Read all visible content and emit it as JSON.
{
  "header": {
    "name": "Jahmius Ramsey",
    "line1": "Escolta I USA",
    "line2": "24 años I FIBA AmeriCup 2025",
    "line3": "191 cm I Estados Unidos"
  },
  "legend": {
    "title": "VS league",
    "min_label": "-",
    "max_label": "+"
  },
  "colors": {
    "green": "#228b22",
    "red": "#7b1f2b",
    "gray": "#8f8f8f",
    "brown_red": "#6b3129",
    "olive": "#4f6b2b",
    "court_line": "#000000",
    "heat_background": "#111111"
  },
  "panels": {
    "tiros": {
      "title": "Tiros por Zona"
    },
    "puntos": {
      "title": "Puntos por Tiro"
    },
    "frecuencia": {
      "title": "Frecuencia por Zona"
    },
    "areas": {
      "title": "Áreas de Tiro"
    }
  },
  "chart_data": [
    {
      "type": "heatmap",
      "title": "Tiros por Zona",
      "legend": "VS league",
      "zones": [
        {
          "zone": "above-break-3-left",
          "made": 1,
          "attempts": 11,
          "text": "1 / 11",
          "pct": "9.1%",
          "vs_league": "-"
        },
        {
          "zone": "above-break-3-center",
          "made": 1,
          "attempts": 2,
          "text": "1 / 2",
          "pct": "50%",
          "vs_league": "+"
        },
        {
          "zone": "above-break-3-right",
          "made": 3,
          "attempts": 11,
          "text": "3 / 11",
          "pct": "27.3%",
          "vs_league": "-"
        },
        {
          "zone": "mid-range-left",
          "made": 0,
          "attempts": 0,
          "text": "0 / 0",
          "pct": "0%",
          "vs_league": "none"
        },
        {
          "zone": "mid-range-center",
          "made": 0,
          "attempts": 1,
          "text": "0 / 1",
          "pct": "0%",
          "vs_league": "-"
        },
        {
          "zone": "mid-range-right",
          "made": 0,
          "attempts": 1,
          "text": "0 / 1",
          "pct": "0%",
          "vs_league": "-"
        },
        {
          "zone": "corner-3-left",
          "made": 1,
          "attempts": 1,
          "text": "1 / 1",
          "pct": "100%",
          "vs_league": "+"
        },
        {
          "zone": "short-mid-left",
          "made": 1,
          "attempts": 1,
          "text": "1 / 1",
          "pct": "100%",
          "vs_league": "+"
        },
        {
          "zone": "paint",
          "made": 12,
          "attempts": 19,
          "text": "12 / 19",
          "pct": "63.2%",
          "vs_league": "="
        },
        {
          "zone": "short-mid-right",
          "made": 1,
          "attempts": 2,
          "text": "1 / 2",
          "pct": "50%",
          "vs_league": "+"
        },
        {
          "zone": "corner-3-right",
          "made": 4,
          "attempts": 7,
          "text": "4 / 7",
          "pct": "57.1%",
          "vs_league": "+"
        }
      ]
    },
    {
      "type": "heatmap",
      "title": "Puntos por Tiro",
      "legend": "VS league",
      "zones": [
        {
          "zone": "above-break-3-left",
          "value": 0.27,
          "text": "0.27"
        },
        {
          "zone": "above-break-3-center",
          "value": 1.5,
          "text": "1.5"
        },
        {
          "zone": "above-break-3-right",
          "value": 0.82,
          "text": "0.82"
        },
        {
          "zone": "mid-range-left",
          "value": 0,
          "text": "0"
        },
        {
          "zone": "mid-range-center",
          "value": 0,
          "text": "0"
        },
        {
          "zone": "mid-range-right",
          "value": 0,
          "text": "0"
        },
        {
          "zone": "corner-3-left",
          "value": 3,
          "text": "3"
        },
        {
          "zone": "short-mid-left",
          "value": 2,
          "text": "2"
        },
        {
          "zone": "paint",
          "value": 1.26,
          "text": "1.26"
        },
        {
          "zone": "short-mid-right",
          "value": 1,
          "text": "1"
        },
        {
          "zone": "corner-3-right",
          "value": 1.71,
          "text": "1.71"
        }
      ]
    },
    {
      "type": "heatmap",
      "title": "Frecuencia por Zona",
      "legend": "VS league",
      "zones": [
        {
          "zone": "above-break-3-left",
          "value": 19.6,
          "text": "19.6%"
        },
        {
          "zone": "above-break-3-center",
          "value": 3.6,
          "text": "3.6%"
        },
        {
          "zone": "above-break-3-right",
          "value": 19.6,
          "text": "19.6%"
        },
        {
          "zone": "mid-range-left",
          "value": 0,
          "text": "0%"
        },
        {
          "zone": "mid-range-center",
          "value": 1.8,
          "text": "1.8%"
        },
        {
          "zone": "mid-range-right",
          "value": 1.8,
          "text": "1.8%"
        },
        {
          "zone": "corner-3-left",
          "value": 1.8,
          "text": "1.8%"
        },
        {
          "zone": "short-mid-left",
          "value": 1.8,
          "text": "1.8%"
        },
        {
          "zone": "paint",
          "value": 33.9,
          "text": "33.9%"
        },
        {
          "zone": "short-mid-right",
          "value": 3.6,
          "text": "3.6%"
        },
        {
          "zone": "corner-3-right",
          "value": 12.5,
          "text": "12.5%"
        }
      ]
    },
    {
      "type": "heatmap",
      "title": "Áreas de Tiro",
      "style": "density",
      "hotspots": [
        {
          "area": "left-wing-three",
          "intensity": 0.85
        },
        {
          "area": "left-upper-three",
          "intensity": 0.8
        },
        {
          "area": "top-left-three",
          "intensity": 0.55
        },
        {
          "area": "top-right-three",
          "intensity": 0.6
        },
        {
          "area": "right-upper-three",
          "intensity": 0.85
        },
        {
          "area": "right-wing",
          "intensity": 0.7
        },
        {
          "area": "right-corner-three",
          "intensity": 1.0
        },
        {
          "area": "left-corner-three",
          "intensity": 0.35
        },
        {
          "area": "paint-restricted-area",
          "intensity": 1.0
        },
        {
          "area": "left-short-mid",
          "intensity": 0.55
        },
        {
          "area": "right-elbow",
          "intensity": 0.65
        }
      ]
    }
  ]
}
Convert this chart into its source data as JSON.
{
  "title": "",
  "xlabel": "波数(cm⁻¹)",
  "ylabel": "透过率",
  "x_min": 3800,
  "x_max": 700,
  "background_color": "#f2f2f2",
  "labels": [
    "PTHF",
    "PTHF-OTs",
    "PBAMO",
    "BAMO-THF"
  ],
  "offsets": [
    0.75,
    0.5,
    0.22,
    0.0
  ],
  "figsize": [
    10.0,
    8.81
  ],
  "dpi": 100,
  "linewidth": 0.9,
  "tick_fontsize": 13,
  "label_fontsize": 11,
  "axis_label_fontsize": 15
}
◇ ◇ ◇ ◇ ◇
Quote the entire listing above exactly.

■ Reply to the exercise:
Read all visible content and emit it as JSON.
{
  "header": {
    "name": "Jahmius Ramsey",
    "line1": "Escolta I USA",
    "line2": "24 años I FIBA AmeriCup 2025",
    "line3": "191 cm I Estados Unidos"
  },
  "legend": {
    "title": "VS league",
    "min_label": "-",
    "max_label": "+"
  },
  "colors": {
    "green": "#228b22",
    "red": "#7b1f2b",
    "gray": "#8f8f8f",
    "brown_red": "#6b3129",
    "olive": "#4f6b2b",
    "court_line": "#000000",
    "heat_background": "#111111"
  },
  "panels": {
    "tiros": {
      "title": "Tiros por Zona"
    },
    "puntos": {
      "title": "Puntos por Tiro"
    },
    "frecuencia": {
      "title": "Frecuencia por Zona"
    },
    "areas": {
      "title": "Áreas de Tiro"
    }
  },
  "chart_data": [
    {
      "type": "heatmap",
      "title": "Tiros por Zona",
      "legend": "VS league",
      "zones": [
        {
          "zone": "above-break-3-left",
          "made": 1,
          "attempts": 11,
          "text": "1 / 11",
          "pct": "9.1%",
          "vs_league": "-"
        },
        {
          "zone": "above-break-3-center",
          "made": 1,
          "attempts": 2,
          "text": "1 / 2",
          "pct": "50%",
          "vs_league": "+"
        },
        {
          "zone": "above-break-3-right",
          "made": 3,
          "attempts": 11,
          "text": "3 / 11",
          "pct": "27.3%",
          "vs_league": "-"
        },
        {
          "zone": "mid-range-left",
          "made": 0,
          "attempts": 0,
          "text": "0 / 0",
          "pct": "0%",
          "vs_league": "none"
        },
        {
          "zone": "mid-range-center",
          "made": 0,
          "attempts": 1,
          "text": "0 / 1",
          "pct": "0%",
          "vs_league": "-"
        },
        {
          "zone": "mid-range-right",
          "made": 0,
          "attempts": 1,
          "text": "0 / 1",
          "pct": "0%",
          "vs_league": "-"
        },
        {
          "zone": "corner-3-left",
          "made": 1,
          "attempts": 1,
          "text": "1 / 1",
          "pct": "100%",
          "vs_league": "+"
        },
        {
          "zone": "short-mid-left",
          "made": 1,
          "attempts": 1,
          "text": "1 / 1",
          "pct": "100%",
          "vs_league": "+"
        },
        {
          "zone": "paint",
          "made": 12,
          "attempts": 19,
          "text": "12 / 19",
          "pct": "63.2%",
          "vs_league": "="
        },
        {
          "zone": "short-mid-right",
          "made": 1,
          "attempts": 2,
          "text": "1 / 2",
          "pct": "50%",
          "vs_league": "+"
        },
        {
          "zone": "corner-3-right",
          "made": 4,
          "attempts": 7,
          "text": "4 / 7",
          "pct": "57.1%",
          "vs_league": "+"
        }
      ]
    },
    {
      "type": "heatmap",
      "title": "Puntos por Tiro",
      "legend": "VS league",
      "zones": [
        {
          "zone": "above-break-3-left",
          "value": 0.27,
          "text": "0.27"
        },
        {
          "zone": "above-break-3-center",
          "value": 1.5,
          "text": "1.5"
        },
        {
          "zone": "above-break-3-right",
          "value": 0.82,
          "text": "0.82"
        },
        {
          "zone": "mid-range-left",
          "value": 0,
          "text": "0"
        },
        {
          "zone": "mid-range-center",
          "value": 0,
          "text": "0"
        },
        {
          "zone": "mid-range-right",
          "value": 0,
          "text": "0"
        },
        {
          "zone": "corner-3-left",
          "value": 3,
          "text": "3"
        },
        {
          "zone": "short-mid-left",
          "value": 2,
          "text": "2"
        },
        {
          "zone": "paint",
          "value": 1.26,
          "text": "1.26"
        },
        {
          "zone": "short-mid-right",
          "value": 1,
          "text": "1"
        },
        {
          "zone": "corner-3-right",
          "value": 1.71,
          "text": "1.71"
        }
      ]
    },
    {
      "type": "heatmap",
      "title": "Frecuencia por Zona",
      "legend": "VS league",
      "zones": [
        {
          "zone": "above-break-3-left",
          "value": 19.6,
          "text": "19.6%"
        },
        {
          "zone": "above-break-3-center",
          "value": 3.6,
          "text": "3.6%"
        },
        {
          "zone": "above-break-3-right",
          "value": 19.6,
          "text": "19.6%"
        },
        {
          "zone": "mid-range-left",
          "value": 0,
          "text": "0%"
        },
        {
          "zone": "mid-range-center",
          "value": 1.8,
          "text": "1.8%"
        },
        {
          "zone": "mid-range-right",
          "value": 1.8,
          "text": "1.8%"
        },
        {
          "zone": "corner-3-left",
          "value": 1.8,
          "text": "1.8%"
        },
        {
          "zone": "short-mid-left",
          "value": 1.8,
          "text": "1.8%"
        },
        {
          "zone": "paint",
          "value": 33.9,
          "text": "33.9%"
        },
        {
          "zone": "short-mid-right",
          "value": 3.6,
          "text": "3.6%"
        },
        {
          "zone": "corner-3-right",
          "value": 12.5,
          "text": "12.5%"
        }
      ]
    },
    {
      "type": "heatmap",
      "title": "Áreas de Tiro",
      "style": "density",
      "hotspots": [
        {
          "area": "left-wing-three",
          "intensity": 0.85
        },
        {
          "area": "left-upper-three",
          "intensity": 0.8
        },
        {
          "area": "top-left-three",
          "intensity": 0.55
        },
        {
          "area": "top-right-three",
          "intensity": 0.6
        },
        {
          "area": "right-upper-three",
          "intensity": 0.85
        },
        {
          "area": "right-wing",
          "intensity": 0.7
        },
        {
          "area": "right-corner-three",
          "intensity": 1.0
        },
        {
          "area": "left-corner-three",
          "intensity": 0.35
        },
        {
          "area": "paint-restricted-area",
          "intensity": 1.0
        },
        {
          "area": "left-short-mid",
          "intensity": 0.55
        },
        {
          "area": "right-elbow",
          "intensity": 0.65
        }
      ]
    }
  ]
}
Convert this chart into its source data as JSON.
{
  "title": "",
  "xlabel": "波数(cm⁻¹)",
  "ylabel": "透过率",
  "x_min": 3800,
  "x_max": 700,
  "background_color": "#f2f2f2",
  "labels": [
    "PTHF",
    "PTHF-OTs",
    "PBAMO",
    "BAMO-THF"
  ],
  "offsets": [
    0.75,
    0.5,
    0.22,
    0.0
  ],
  "figsize": [
    10.0,
    8.81
  ],
  "dpi": 100,
  "linewidth": 0.9,
  "tick_fontsize": 13,
  "label_fontsize": 11,
  "axis_label_fontsize": 15
}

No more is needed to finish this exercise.